- [Given text]
There was no significant pathological alteration in the normal control (Figure A). However, overt pathological changes were observed in the simply model group in the following manners: the margins of the liver were uneven; more fibrous tissues were formed and extended into the hepatic lobules to partially separate them; the liver structure was disordered with some displacement of central veins, and there were more necrotic and degenerated liver cells compared to the normal control group (Figure B).
After administration of emodin or colchicine, there was less fibrous tissue proliferation. The hepatic cell cords were arranged radially with a decreased displacement of the central veins. Meanwhile, less hepatic cell necrosis and pseudolobule formation were observed (Figure C). In the combination and APS groups, hepatocyte denaturation and necrosis were mild and pseudolobule formation was not observed when compared to the simply model group (Figure D). The fibrosis grades of all the groups were shown in Table 6. Administration with APS, or the combination of emodin and APS, significantly decreased the hepatic injury grade when compared to the simply model group (P <0.05).

- [Extracted information]

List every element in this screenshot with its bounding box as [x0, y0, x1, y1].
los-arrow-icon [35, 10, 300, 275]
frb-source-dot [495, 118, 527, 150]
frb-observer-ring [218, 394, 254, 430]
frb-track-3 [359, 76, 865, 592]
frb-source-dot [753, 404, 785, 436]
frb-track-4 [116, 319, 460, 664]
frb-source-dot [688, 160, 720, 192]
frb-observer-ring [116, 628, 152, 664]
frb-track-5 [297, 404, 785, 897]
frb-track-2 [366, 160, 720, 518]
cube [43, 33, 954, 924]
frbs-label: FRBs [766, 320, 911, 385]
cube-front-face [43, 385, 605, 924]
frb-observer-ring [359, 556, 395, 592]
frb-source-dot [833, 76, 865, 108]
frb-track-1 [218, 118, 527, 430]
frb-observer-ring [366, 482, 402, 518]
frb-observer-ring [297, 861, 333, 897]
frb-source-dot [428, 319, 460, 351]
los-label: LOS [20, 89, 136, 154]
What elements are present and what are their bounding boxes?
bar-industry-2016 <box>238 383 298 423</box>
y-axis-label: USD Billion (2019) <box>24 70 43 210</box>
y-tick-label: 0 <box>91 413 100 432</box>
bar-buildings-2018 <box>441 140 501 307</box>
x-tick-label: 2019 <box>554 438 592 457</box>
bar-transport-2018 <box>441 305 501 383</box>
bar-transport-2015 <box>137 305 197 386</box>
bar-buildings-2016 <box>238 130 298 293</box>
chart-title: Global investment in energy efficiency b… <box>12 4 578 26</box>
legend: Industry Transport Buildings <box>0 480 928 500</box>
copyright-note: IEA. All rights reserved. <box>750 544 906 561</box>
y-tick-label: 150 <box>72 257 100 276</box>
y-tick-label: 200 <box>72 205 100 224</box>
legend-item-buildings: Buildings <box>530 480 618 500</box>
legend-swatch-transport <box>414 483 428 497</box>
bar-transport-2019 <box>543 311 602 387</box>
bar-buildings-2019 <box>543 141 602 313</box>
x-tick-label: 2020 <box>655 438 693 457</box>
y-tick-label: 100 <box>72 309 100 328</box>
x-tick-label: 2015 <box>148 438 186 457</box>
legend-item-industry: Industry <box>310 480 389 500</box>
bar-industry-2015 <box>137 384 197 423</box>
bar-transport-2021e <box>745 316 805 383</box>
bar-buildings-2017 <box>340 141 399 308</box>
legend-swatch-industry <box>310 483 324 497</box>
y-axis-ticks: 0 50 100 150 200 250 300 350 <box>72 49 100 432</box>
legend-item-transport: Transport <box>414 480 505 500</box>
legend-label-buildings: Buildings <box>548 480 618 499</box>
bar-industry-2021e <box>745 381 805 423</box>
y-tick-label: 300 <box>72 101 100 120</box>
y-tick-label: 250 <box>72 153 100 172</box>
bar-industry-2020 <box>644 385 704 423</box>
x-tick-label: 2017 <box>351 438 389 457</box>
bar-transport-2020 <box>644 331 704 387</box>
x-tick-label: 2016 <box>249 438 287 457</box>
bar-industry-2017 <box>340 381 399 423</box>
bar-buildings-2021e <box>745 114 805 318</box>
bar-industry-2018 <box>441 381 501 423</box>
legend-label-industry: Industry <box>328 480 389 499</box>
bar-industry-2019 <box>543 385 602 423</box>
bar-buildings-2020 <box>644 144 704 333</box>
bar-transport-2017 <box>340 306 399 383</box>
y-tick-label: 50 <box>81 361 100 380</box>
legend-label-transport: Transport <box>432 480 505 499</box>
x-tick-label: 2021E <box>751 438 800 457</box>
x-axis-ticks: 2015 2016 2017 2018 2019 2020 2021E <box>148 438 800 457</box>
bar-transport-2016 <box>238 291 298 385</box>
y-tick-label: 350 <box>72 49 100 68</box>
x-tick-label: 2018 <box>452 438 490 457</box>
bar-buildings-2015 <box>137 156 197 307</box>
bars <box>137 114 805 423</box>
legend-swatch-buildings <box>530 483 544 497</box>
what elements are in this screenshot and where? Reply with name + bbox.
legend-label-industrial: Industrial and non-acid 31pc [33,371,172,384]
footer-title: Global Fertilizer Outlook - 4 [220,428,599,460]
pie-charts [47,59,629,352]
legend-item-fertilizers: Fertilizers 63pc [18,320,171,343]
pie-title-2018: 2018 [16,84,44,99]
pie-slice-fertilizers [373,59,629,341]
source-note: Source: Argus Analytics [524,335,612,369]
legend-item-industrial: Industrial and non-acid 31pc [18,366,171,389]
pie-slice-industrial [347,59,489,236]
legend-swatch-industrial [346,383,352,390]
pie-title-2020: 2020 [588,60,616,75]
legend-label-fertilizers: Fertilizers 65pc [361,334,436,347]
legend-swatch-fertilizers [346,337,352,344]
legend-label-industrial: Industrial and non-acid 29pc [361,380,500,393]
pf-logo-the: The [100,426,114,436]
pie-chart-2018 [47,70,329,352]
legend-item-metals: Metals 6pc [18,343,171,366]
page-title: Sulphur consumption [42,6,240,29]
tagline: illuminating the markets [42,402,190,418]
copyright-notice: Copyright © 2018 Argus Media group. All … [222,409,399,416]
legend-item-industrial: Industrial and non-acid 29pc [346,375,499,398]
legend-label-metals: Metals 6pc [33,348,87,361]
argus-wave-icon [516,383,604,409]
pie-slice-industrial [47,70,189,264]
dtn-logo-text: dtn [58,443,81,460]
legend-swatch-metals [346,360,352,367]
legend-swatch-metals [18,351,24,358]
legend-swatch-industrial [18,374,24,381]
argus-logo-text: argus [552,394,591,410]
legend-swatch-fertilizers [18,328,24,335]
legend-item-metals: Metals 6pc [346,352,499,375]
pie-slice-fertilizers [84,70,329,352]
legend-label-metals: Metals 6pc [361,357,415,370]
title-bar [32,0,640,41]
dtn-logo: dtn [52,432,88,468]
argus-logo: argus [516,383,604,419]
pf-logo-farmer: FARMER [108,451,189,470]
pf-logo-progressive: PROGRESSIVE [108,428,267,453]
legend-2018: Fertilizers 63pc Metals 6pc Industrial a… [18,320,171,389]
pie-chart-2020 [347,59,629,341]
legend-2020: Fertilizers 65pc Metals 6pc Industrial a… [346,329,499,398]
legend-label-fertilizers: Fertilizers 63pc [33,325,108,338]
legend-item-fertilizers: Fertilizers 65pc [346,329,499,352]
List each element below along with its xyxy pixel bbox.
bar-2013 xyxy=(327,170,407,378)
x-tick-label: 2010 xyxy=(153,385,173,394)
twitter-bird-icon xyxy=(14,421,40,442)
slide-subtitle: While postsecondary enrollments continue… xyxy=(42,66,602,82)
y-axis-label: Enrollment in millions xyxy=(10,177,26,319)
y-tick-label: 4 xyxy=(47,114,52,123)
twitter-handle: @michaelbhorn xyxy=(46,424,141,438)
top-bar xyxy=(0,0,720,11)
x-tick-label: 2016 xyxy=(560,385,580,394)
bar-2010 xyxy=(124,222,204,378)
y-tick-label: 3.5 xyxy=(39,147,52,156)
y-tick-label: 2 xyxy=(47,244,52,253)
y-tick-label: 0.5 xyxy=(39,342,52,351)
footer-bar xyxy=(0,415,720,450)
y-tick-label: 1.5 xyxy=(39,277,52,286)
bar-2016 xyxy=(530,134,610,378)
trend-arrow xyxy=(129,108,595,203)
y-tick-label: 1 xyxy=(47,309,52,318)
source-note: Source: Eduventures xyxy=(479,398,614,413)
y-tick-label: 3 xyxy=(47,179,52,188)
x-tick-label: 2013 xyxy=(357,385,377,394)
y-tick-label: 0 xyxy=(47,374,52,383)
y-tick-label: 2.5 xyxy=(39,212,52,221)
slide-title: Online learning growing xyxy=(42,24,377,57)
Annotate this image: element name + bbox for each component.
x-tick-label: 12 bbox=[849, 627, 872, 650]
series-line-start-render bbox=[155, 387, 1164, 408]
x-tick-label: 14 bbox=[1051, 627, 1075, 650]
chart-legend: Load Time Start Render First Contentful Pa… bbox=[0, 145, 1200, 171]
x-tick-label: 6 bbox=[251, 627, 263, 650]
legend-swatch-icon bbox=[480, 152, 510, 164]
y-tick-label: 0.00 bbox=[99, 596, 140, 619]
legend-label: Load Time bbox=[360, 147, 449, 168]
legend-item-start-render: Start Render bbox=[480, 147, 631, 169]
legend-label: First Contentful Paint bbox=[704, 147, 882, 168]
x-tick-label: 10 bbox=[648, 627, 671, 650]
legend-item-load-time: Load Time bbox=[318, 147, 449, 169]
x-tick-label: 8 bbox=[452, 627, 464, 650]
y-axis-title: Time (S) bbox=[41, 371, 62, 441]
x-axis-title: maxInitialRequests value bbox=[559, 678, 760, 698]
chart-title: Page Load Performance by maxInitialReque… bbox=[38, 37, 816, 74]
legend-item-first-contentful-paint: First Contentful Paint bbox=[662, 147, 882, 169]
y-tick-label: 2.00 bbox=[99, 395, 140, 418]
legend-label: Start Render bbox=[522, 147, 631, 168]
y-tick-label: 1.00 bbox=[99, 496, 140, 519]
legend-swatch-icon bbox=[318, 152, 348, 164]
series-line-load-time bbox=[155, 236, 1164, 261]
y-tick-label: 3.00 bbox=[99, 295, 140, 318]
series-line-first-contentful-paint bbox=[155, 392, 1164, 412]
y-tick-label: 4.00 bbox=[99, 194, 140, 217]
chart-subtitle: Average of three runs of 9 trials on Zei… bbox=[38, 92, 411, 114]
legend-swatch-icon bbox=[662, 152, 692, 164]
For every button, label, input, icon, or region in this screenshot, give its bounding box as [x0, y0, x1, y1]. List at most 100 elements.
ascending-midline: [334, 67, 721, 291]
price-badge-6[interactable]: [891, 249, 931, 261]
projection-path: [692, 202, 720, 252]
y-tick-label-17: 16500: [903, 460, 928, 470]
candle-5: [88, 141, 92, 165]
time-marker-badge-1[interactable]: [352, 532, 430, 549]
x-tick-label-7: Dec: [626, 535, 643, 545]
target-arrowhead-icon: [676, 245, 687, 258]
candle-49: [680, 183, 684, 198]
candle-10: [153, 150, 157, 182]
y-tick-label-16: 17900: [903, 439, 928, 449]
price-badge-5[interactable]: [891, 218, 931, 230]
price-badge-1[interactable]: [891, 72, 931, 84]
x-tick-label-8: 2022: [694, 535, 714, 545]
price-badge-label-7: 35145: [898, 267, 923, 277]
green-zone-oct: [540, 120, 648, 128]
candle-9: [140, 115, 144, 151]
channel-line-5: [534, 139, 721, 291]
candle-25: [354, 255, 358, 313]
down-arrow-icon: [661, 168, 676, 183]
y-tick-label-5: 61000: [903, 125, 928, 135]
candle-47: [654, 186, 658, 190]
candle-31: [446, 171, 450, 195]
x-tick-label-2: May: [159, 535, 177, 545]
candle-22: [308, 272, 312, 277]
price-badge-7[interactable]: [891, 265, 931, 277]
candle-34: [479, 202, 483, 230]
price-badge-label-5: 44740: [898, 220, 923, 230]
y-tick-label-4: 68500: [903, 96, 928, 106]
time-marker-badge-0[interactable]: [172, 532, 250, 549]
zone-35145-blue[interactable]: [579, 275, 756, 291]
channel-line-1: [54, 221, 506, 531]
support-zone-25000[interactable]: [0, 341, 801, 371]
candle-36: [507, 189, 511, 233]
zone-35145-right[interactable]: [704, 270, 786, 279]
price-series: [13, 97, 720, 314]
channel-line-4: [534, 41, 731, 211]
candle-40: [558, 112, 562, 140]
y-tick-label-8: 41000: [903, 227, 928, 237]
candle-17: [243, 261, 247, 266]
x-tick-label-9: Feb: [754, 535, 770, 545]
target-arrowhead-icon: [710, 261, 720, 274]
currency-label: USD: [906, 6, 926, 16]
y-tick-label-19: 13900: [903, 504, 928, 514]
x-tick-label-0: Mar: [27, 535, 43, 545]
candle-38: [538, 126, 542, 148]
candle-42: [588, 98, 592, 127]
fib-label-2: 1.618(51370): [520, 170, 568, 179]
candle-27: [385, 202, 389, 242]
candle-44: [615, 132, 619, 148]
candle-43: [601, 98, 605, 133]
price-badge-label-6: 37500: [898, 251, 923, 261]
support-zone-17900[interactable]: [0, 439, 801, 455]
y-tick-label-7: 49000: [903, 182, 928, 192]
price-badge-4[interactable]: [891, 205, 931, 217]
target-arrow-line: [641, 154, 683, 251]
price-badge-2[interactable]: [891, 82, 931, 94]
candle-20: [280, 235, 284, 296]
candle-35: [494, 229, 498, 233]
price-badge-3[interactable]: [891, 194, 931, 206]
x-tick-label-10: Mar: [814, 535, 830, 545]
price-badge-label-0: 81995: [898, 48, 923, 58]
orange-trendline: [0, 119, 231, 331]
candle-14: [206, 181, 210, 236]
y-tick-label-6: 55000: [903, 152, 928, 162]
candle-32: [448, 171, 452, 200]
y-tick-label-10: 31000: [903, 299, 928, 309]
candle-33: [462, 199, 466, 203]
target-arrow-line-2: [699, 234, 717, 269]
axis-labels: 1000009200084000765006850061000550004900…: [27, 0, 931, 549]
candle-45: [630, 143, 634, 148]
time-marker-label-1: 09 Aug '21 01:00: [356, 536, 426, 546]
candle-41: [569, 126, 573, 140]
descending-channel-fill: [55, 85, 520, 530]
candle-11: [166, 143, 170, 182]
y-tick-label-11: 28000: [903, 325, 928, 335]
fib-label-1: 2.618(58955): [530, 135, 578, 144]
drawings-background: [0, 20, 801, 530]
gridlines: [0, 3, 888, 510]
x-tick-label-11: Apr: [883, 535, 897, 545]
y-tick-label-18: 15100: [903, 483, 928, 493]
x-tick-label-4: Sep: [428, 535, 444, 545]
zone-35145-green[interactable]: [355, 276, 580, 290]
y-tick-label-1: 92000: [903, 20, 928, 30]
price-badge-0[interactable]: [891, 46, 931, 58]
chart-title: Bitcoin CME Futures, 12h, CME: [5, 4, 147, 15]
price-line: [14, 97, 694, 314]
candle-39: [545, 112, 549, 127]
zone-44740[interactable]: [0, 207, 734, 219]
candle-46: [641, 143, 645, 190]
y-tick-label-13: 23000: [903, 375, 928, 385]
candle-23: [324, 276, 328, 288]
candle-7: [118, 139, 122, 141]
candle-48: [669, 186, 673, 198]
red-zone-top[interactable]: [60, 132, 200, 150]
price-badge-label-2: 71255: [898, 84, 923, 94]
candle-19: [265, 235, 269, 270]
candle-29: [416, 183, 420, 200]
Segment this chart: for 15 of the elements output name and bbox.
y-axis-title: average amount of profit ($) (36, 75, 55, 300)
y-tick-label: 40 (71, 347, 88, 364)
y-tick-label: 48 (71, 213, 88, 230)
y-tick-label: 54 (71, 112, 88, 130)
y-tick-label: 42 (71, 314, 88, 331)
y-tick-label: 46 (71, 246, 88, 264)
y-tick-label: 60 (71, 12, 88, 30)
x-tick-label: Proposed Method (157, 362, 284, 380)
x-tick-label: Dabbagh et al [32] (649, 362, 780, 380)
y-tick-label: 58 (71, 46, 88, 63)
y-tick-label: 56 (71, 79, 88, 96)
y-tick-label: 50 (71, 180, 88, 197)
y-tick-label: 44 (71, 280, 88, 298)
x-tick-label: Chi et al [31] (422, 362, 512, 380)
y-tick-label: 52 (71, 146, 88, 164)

- [Work instructions] Continue the passage on liver tissue changes in the fibrosis model groups, starting right after its last sentence.

- [Answer space]
It is well known that CCl4 is a hepatotoxic agent. This compound is rapidly metabolized in vivo to form the CCl3 free radical, which subsequently acts on liver cells to covalently conjugate membranous unsaturated lipids leading to lipid peroxidation.7,8
In this study, a rat model of chronic hepatic injury was established via exposure to CCl4, a high fat diet, and alcohol in the drinking water. Consequently, these animals developed significant hepatic damage and oxidative stress,9,10 which was confirmed by a decreased body weight, splenohepatomegaly, substantially increased serum levels of TBIL, ALT and AST, a decreased serum ALB level, and pseudolobule formation in the liver upon histological examination.
All of the above results indicate that there was cellular leakage and a reduction in the functional integrity of cell membranes in the liver.11 However, in the groups that were administered herbal extracts, treatments could significantly reduce the decrease of body weight, alleviate the splenohepatomegalia, and decrease the serum levels of TBIL and ALT during the hepatic injury process induced by CCl4. Meanwhile, higher ALB levels in the APS and combination groups were observed. Histological analysis showed that the APS and combination groups significantly alleviated the hepatic injury. Therefore, emodin and APS appeared to suppress the hepatic inflammatory responses leading to the increased serum levels of TBIL, ALT and AST. These results, coupled with the inhibitory effects on the histological changes, indicate that these herbal extracts protect against hepatic injury induced by CCl4.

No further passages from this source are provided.